• **Rows from a figure dataset**
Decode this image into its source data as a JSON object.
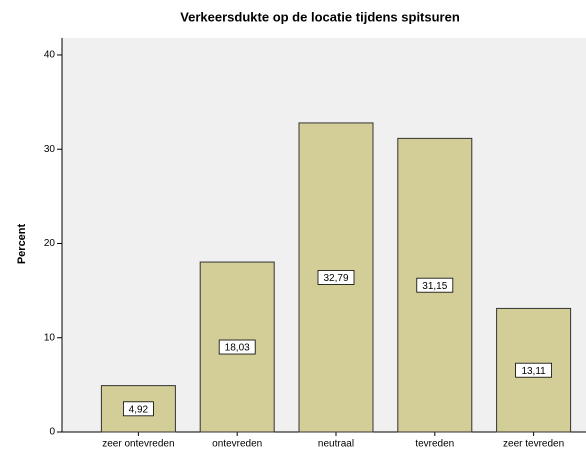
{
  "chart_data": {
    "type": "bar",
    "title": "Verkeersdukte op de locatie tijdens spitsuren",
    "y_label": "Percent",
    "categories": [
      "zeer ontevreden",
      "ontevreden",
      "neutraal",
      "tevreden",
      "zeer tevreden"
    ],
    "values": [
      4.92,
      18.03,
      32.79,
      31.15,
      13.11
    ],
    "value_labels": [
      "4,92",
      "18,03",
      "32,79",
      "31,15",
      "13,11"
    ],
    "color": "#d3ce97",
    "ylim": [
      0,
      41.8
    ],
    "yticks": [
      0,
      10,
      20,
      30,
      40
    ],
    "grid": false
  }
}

• **Prompt**
Repeat the listing verbatim. Skip the pictures.

• **Worked answer**
Decode this image into its source data as a JSON object.
{
  "chart_data": {
    "type": "bar",
    "title": "Verkeersdukte op de locatie tijdens spitsuren",
    "y_label": "Percent",
    "categories": [
      "zeer ontevreden",
      "ontevreden",
      "neutraal",
      "tevreden",
      "zeer tevreden"
    ],
    "values": [
      4.92,
      18.03,
      32.79,
      31.15,
      13.11
    ],
    "value_labels": [
      "4,92",
      "18,03",
      "32,79",
      "31,15",
      "13,11"
    ],
    "color": "#d3ce97",
    "ylim": [
      0,
      41.8
    ],
    "yticks": [
      0,
      10,
      20,
      30,
      40
    ],
    "grid": false
  }
}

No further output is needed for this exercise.